◆ Your objective: Each line that includes "JSON" counts once; give the total and nothing besides.

◆ Material shown:

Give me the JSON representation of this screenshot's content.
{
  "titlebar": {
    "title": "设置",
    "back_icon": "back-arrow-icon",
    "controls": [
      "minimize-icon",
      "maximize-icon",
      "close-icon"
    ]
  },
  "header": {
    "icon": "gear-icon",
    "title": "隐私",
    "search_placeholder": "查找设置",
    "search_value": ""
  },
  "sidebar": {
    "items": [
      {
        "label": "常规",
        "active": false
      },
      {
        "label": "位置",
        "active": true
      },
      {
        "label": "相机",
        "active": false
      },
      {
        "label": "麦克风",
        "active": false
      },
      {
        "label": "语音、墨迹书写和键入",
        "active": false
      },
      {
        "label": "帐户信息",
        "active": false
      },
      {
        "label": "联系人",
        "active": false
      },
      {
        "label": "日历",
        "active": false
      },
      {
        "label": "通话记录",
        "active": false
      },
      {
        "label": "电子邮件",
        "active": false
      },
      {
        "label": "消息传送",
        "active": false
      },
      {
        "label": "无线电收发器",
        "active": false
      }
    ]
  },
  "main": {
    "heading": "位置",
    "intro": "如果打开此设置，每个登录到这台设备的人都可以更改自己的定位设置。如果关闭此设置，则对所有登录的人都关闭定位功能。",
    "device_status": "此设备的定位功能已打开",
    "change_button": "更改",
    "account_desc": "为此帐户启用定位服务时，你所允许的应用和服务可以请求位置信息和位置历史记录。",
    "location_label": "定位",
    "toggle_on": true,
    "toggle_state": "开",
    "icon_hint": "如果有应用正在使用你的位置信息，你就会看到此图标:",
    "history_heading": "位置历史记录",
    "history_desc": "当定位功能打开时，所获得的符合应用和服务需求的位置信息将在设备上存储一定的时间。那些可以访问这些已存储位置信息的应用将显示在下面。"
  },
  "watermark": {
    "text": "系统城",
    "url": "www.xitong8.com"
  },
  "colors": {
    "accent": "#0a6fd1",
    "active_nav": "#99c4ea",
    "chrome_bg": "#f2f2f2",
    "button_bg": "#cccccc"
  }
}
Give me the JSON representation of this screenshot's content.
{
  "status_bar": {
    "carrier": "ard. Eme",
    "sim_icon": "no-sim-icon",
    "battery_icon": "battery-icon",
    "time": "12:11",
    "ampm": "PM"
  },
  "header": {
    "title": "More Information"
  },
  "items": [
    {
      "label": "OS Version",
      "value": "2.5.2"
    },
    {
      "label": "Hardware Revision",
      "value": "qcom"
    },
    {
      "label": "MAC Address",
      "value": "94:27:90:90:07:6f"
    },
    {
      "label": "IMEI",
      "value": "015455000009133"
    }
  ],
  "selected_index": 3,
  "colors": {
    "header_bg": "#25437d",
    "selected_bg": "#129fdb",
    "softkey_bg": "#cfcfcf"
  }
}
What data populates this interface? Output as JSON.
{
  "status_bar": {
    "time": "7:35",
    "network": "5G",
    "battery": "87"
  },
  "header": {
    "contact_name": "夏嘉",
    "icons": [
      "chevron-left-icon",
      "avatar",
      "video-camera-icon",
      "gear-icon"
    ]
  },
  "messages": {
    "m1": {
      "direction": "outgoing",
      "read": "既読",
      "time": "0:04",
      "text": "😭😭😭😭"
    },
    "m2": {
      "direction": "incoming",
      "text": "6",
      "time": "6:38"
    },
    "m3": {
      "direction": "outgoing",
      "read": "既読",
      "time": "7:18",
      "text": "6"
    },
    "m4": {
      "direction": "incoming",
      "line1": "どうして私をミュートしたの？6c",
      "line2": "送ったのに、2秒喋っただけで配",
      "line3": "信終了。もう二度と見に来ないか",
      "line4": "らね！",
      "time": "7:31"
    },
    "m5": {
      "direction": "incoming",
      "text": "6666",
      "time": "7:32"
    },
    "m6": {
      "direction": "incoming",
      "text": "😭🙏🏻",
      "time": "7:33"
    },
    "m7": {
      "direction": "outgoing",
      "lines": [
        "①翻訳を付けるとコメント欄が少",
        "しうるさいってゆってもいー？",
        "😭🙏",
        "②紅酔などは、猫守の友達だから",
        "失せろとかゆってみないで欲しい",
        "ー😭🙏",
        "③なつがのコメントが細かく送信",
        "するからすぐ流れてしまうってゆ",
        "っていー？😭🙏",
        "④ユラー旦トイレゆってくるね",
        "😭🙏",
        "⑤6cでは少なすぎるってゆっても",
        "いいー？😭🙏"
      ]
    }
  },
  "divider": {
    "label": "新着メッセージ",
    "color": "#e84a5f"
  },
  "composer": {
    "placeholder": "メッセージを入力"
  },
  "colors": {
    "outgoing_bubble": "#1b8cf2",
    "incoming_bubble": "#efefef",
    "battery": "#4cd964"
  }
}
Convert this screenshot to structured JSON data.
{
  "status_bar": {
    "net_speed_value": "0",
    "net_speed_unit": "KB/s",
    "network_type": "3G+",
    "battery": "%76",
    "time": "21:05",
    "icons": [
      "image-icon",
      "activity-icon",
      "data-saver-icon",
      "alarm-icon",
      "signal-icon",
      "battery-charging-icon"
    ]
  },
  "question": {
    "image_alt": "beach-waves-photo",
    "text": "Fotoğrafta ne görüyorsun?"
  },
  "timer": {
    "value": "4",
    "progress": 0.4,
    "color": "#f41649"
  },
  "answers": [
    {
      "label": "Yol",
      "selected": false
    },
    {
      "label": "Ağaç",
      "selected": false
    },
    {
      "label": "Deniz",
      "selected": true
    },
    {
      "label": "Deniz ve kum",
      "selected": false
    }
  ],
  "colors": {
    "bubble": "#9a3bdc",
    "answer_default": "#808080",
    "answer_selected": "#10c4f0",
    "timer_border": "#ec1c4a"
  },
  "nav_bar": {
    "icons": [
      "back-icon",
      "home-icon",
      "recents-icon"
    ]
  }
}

◆ Written reply: 4